## Requirements
Set down each line of the data below exactly as it stands, dropping the pictures.

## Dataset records

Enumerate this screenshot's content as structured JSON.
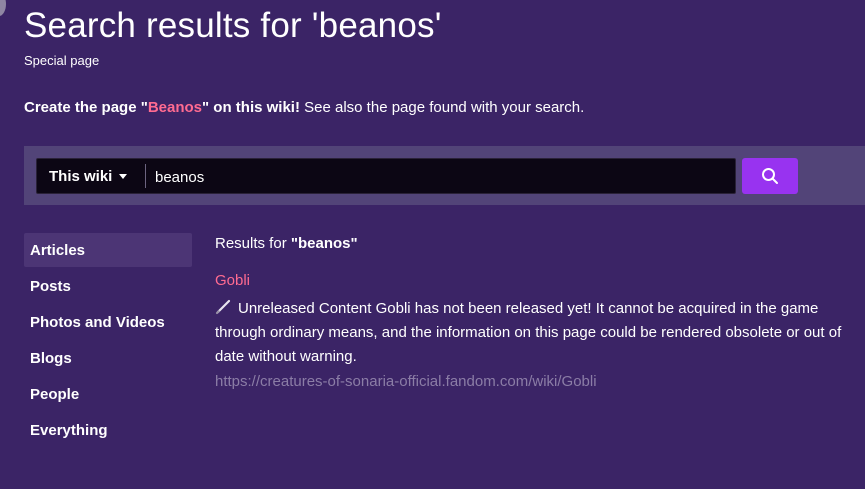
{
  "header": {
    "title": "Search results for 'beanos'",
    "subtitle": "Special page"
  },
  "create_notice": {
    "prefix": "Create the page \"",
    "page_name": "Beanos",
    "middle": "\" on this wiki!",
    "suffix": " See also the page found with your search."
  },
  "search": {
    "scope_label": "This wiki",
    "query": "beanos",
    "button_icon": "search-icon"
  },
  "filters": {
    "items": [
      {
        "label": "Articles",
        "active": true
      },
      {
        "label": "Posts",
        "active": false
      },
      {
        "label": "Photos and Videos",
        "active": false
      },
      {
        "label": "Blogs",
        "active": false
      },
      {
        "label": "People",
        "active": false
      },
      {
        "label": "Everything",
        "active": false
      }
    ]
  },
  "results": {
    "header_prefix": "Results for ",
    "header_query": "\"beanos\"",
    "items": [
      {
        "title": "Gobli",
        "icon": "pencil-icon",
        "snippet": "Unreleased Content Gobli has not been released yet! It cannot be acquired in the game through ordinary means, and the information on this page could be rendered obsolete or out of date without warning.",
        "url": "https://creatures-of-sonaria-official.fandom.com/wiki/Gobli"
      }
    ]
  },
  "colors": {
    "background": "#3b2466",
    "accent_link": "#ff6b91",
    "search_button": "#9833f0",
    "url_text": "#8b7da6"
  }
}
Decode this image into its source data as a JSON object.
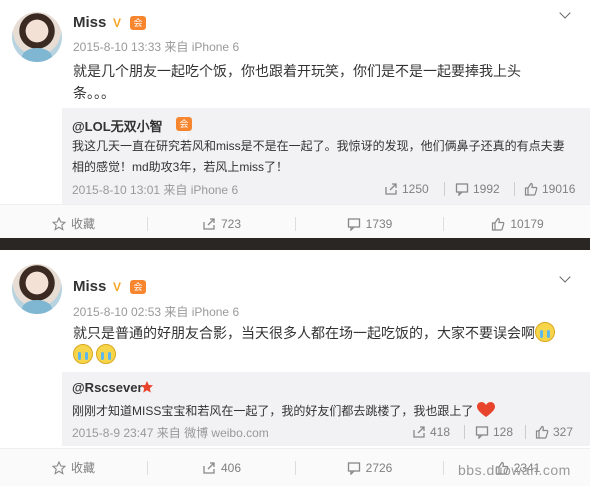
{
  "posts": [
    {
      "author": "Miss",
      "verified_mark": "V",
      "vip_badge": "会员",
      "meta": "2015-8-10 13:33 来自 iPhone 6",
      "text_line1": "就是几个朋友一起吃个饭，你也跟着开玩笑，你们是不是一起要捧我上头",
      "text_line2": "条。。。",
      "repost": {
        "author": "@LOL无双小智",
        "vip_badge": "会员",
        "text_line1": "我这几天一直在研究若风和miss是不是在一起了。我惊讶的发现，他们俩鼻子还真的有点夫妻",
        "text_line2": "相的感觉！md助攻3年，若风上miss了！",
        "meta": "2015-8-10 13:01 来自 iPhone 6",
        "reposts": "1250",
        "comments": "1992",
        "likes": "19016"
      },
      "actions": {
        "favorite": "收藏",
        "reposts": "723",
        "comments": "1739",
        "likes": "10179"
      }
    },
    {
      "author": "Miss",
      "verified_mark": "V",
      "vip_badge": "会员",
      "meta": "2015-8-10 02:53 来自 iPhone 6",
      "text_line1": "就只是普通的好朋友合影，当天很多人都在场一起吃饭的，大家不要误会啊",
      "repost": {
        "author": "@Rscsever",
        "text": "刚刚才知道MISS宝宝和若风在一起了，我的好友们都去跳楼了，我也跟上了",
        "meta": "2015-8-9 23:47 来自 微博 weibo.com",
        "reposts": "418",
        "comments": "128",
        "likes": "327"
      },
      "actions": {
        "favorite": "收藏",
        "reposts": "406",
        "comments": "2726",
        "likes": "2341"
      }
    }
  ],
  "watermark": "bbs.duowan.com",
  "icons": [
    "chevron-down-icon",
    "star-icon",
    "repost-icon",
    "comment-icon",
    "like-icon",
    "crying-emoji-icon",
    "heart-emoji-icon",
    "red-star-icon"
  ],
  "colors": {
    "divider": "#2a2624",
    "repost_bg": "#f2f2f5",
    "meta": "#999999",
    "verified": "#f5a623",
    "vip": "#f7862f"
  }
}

## Solution for this task
Enumerate this screenshot's content as structured JSON.
{
  "header": {
    "title": "Search results for 'beanos'",
    "subtitle": "Special page"
  },
  "create_notice": {
    "prefix": "Create the page \"",
    "page_name": "Beanos",
    "middle": "\" on this wiki!",
    "suffix": " See also the page found with your search."
  },
  "search": {
    "scope_label": "This wiki",
    "query": "beanos",
    "button_icon": "search-icon"
  },
  "filters": {
    "items": [
      {
        "label": "Articles",
        "active": true
      },
      {
        "label": "Posts",
        "active": false
      },
      {
        "label": "Photos and Videos",
        "active": false
      },
      {
        "label": "Blogs",
        "active": false
      },
      {
        "label": "People",
        "active": false
      },
      {
        "label": "Everything",
        "active": false
      }
    ]
  },
  "results": {
    "header_prefix": "Results for ",
    "header_query": "\"beanos\"",
    "items": [
      {
        "title": "Gobli",
        "icon": "pencil-icon",
        "snippet": "Unreleased Content Gobli has not been released yet! It cannot be acquired in the game through ordinary means, and the information on this page could be rendered obsolete or out of date without warning.",
        "url": "https://creatures-of-sonaria-official.fandom.com/wiki/Gobli"
      }
    ]
  },
  "colors": {
    "background": "#3b2466",
    "accent_link": "#ff6b91",
    "search_button": "#9833f0",
    "url_text": "#8b7da6"
  }
}
Decode this image into its source data as a JSON object.
{
  "posts": [
    {
      "author": "Miss",
      "verified_mark": "V",
      "vip_badge": "会员",
      "meta": "2015-8-10 13:33 来自 iPhone 6",
      "text_line1": "就是几个朋友一起吃个饭，你也跟着开玩笑，你们是不是一起要捧我上头",
      "text_line2": "条。。。",
      "repost": {
        "author": "@LOL无双小智",
        "vip_badge": "会员",
        "text_line1": "我这几天一直在研究若风和miss是不是在一起了。我惊讶的发现，他们俩鼻子还真的有点夫妻",
        "text_line2": "相的感觉！md助攻3年，若风上miss了！",
        "meta": "2015-8-10 13:01 来自 iPhone 6",
        "reposts": "1250",
        "comments": "1992",
        "likes": "19016"
      },
      "actions": {
        "favorite": "收藏",
        "reposts": "723",
        "comments": "1739",
        "likes": "10179"
      }
    },
    {
      "author": "Miss",
      "verified_mark": "V",
      "vip_badge": "会员",
      "meta": "2015-8-10 02:53 来自 iPhone 6",
      "text_line1": "就只是普通的好朋友合影，当天很多人都在场一起吃饭的，大家不要误会啊",
      "repost": {
        "author": "@Rscsever",
        "text": "刚刚才知道MISS宝宝和若风在一起了，我的好友们都去跳楼了，我也跟上了",
        "meta": "2015-8-9 23:47 来自 微博 weibo.com",
        "reposts": "418",
        "comments": "128",
        "likes": "327"
      },
      "actions": {
        "favorite": "收藏",
        "reposts": "406",
        "comments": "2726",
        "likes": "2341"
      }
    }
  ],
  "watermark": "bbs.duowan.com",
  "icons": [
    "chevron-down-icon",
    "star-icon",
    "repost-icon",
    "comment-icon",
    "like-icon",
    "crying-emoji-icon",
    "heart-emoji-icon",
    "red-star-icon"
  ],
  "colors": {
    "divider": "#2a2624",
    "repost_bg": "#f2f2f5",
    "meta": "#999999",
    "verified": "#f5a623",
    "vip": "#f7862f"
  }
}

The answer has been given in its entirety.